╔══
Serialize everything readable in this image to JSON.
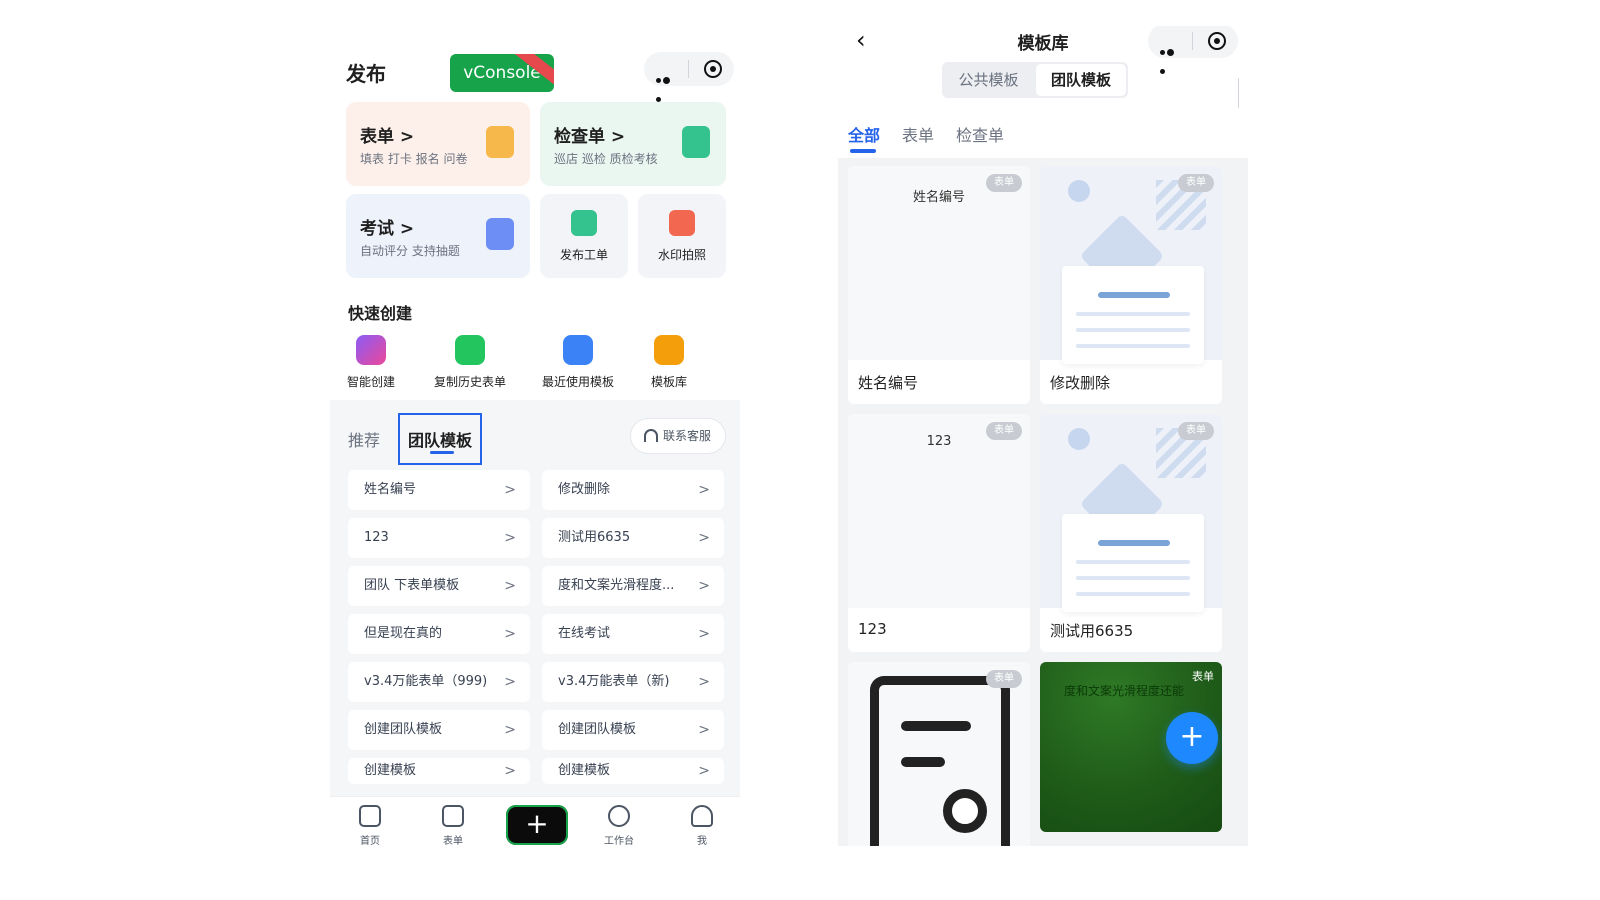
{
  "left": {
    "title": "发布",
    "vconsole_label": "vConsole",
    "cards": {
      "form": {
        "title": "表单 >",
        "subtitle": "填表 打卡 报名 问卷"
      },
      "check": {
        "title": "检查单 >",
        "subtitle": "巡店 巡检 质检考核"
      },
      "exam": {
        "title": "考试 >",
        "subtitle": "自动评分 支持抽题"
      },
      "ticket": {
        "label": "发布工单"
      },
      "photo": {
        "label": "水印拍照"
      }
    },
    "quick_title": "快速创建",
    "quick": [
      "智能创建",
      "复制历史表单",
      "最近使用模板",
      "模板库"
    ],
    "tabs": {
      "recommend": "推荐",
      "team": "团队模板"
    },
    "contact": "联系客服",
    "list_left": [
      "姓名编号",
      "123",
      "团队 下表单模板",
      "但是现在真的",
      "v3.4万能表单（999)",
      "创建团队模板",
      "创建模板"
    ],
    "list_right": [
      "修改删除",
      "测试用6635",
      "度和文案光滑程度...",
      "在线考试",
      "v3.4万能表单（新)",
      "创建团队模板",
      "创建模板"
    ],
    "tabbar": [
      "首页",
      "表单",
      "工作台",
      "我"
    ]
  },
  "right": {
    "title": "模板库",
    "segments": [
      "公共模板",
      "团队模板"
    ],
    "filters": [
      "全部",
      "表单",
      "检查单"
    ],
    "badge": "表单",
    "cards": [
      {
        "name": "姓名编号",
        "thumb_text": "姓名编号"
      },
      {
        "name": "修改删除"
      },
      {
        "name": "123",
        "thumb_text": "123"
      },
      {
        "name": "测试用6635"
      }
    ],
    "green_card_text": "度和文案光滑程度还能"
  },
  "colors": {
    "accent": "#2563eb",
    "vconsole": "#16a34a",
    "fab": "#1e88ff"
  }
}
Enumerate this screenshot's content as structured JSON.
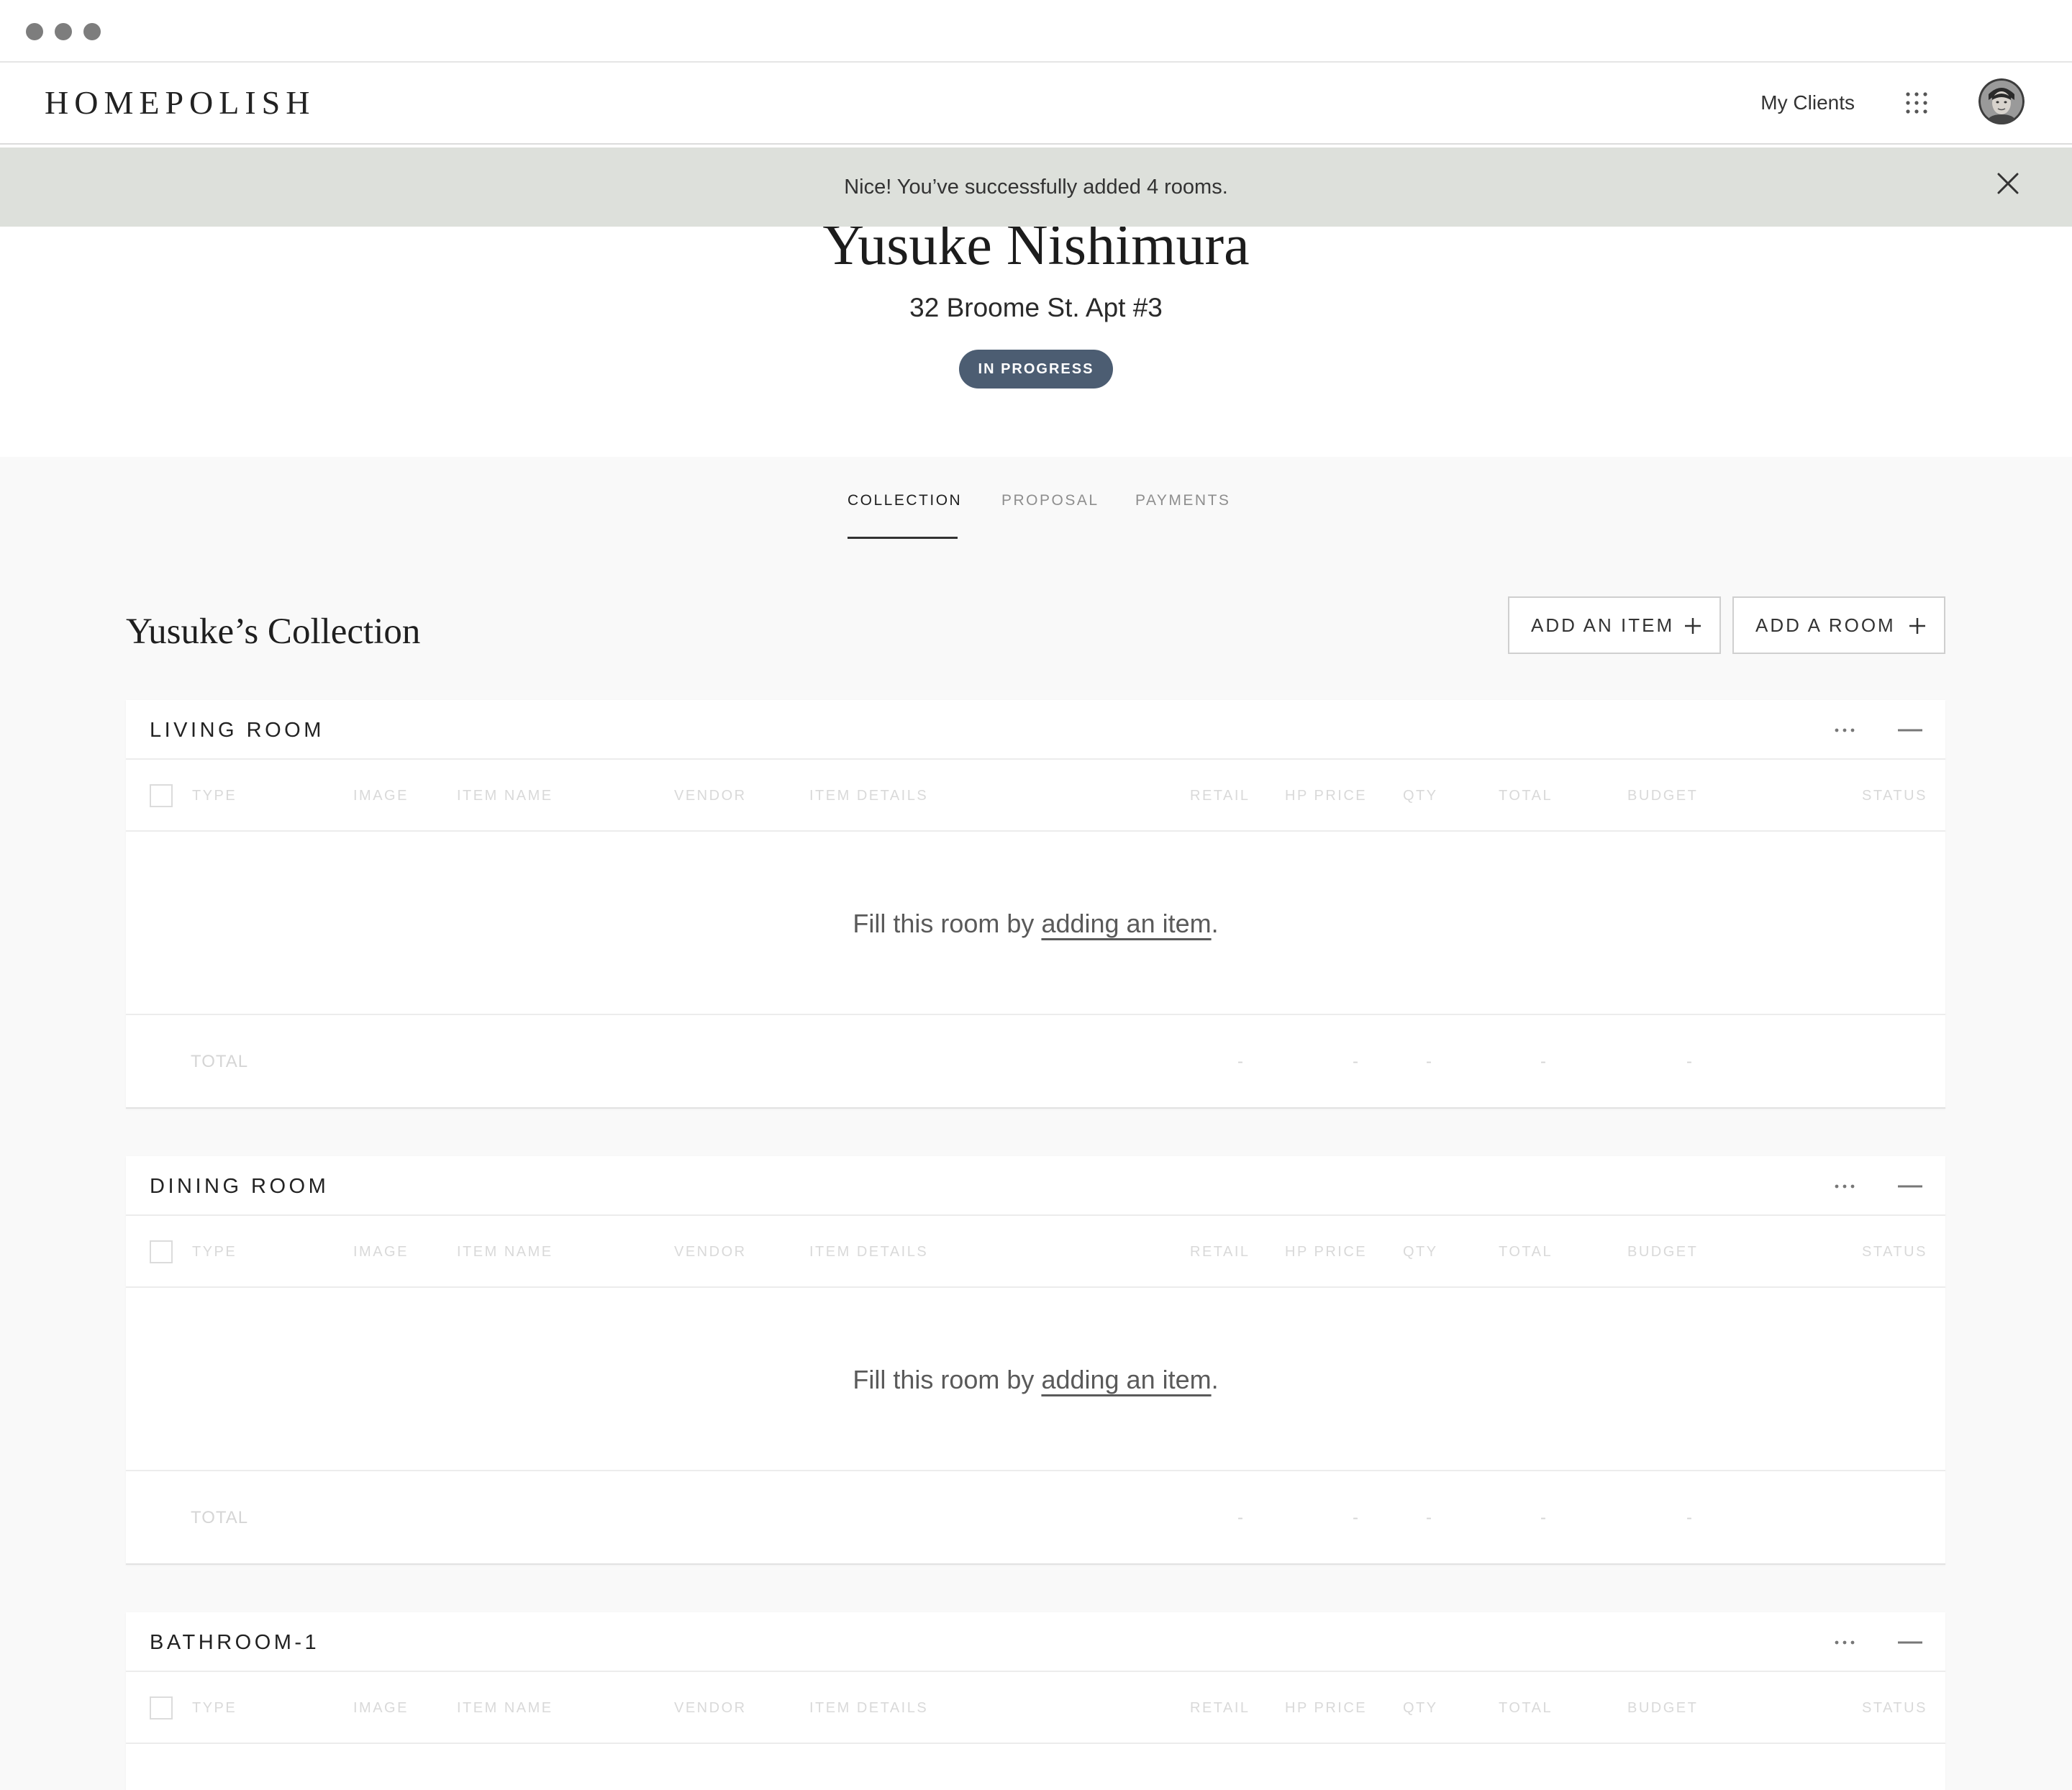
{
  "header": {
    "logo": "HOMEPOLISH",
    "nav_link": "My Clients",
    "apps_icon": "grid-dots-icon",
    "avatar": "user-avatar"
  },
  "toast": {
    "message": "Nice! You’ve successfully added 4 rooms.",
    "close_icon": "close-icon"
  },
  "client": {
    "name": "Yusuke Nishimura",
    "address": "32 Broome St. Apt #3",
    "status": "IN PROGRESS"
  },
  "tabs": [
    {
      "label": "COLLECTION",
      "active": true
    },
    {
      "label": "PROPOSAL",
      "active": false
    },
    {
      "label": "PAYMENTS",
      "active": false
    }
  ],
  "collection": {
    "title": "Yusuke’s Collection",
    "add_item_label": "ADD AN ITEM",
    "add_room_label": "ADD A ROOM"
  },
  "columns": [
    "TYPE",
    "IMAGE",
    "ITEM NAME",
    "VENDOR",
    "ITEM DETAILS",
    "RETAIL",
    "HP PRICE",
    "QTY",
    "TOTAL",
    "BUDGET",
    "STATUS"
  ],
  "empty_state": {
    "prefix": "Fill this room by ",
    "link": "adding an item",
    "suffix": "."
  },
  "total_label": "TOTAL",
  "total_placeholder": "-",
  "rooms": [
    {
      "name": "LIVING ROOM"
    },
    {
      "name": "DINING ROOM"
    },
    {
      "name": "BATHROOM-1"
    }
  ],
  "colors": {
    "toast_bg": "#dde0db",
    "status_pill": "#4c5d72",
    "main_bg": "#f9f9f9"
  }
}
╚══
STATED PROBLEM:
Quote every line word for word and keep the images out of the copy.

CORRECT RESULT:
Serialize everything readable in this image to JSON.
{
  "left": {
    "title": "发布",
    "vconsole_label": "vConsole",
    "cards": {
      "form": {
        "title": "表单 >",
        "subtitle": "填表 打卡 报名 问卷"
      },
      "check": {
        "title": "检查单 >",
        "subtitle": "巡店 巡检 质检考核"
      },
      "exam": {
        "title": "考试 >",
        "subtitle": "自动评分 支持抽题"
      },
      "ticket": {
        "label": "发布工单"
      },
      "photo": {
        "label": "水印拍照"
      }
    },
    "quick_title": "快速创建",
    "quick": [
      "智能创建",
      "复制历史表单",
      "最近使用模板",
      "模板库"
    ],
    "tabs": {
      "recommend": "推荐",
      "team": "团队模板"
    },
    "contact": "联系客服",
    "list_left": [
      "姓名编号",
      "123",
      "团队 下表单模板",
      "但是现在真的",
      "v3.4万能表单（999)",
      "创建团队模板",
      "创建模板"
    ],
    "list_right": [
      "修改删除",
      "测试用6635",
      "度和文案光滑程度...",
      "在线考试",
      "v3.4万能表单（新)",
      "创建团队模板",
      "创建模板"
    ],
    "tabbar": [
      "首页",
      "表单",
      "工作台",
      "我"
    ]
  },
  "right": {
    "title": "模板库",
    "segments": [
      "公共模板",
      "团队模板"
    ],
    "filters": [
      "全部",
      "表单",
      "检查单"
    ],
    "badge": "表单",
    "cards": [
      {
        "name": "姓名编号",
        "thumb_text": "姓名编号"
      },
      {
        "name": "修改删除"
      },
      {
        "name": "123",
        "thumb_text": "123"
      },
      {
        "name": "测试用6635"
      }
    ],
    "green_card_text": "度和文案光滑程度还能"
  },
  "colors": {
    "accent": "#2563eb",
    "vconsole": "#16a34a",
    "fab": "#1e88ff"
  }
}
Enumerate this screenshot's content as structured JSON.
{
  "header": {
    "logo": "HOMEPOLISH",
    "nav_link": "My Clients",
    "apps_icon": "grid-dots-icon",
    "avatar": "user-avatar"
  },
  "toast": {
    "message": "Nice! You’ve successfully added 4 rooms.",
    "close_icon": "close-icon"
  },
  "client": {
    "name": "Yusuke Nishimura",
    "address": "32 Broome St. Apt #3",
    "status": "IN PROGRESS"
  },
  "tabs": [
    {
      "label": "COLLECTION",
      "active": true
    },
    {
      "label": "PROPOSAL",
      "active": false
    },
    {
      "label": "PAYMENTS",
      "active": false
    }
  ],
  "collection": {
    "title": "Yusuke’s Collection",
    "add_item_label": "ADD AN ITEM",
    "add_room_label": "ADD A ROOM"
  },
  "columns": [
    "TYPE",
    "IMAGE",
    "ITEM NAME",
    "VENDOR",
    "ITEM DETAILS",
    "RETAIL",
    "HP PRICE",
    "QTY",
    "TOTAL",
    "BUDGET",
    "STATUS"
  ],
  "empty_state": {
    "prefix": "Fill this room by ",
    "link": "adding an item",
    "suffix": "."
  },
  "total_label": "TOTAL",
  "total_placeholder": "-",
  "rooms": [
    {
      "name": "LIVING ROOM"
    },
    {
      "name": "DINING ROOM"
    },
    {
      "name": "BATHROOM-1"
    }
  ],
  "colors": {
    "toast_bg": "#dde0db",
    "status_pill": "#4c5d72",
    "main_bg": "#f9f9f9"
  }
}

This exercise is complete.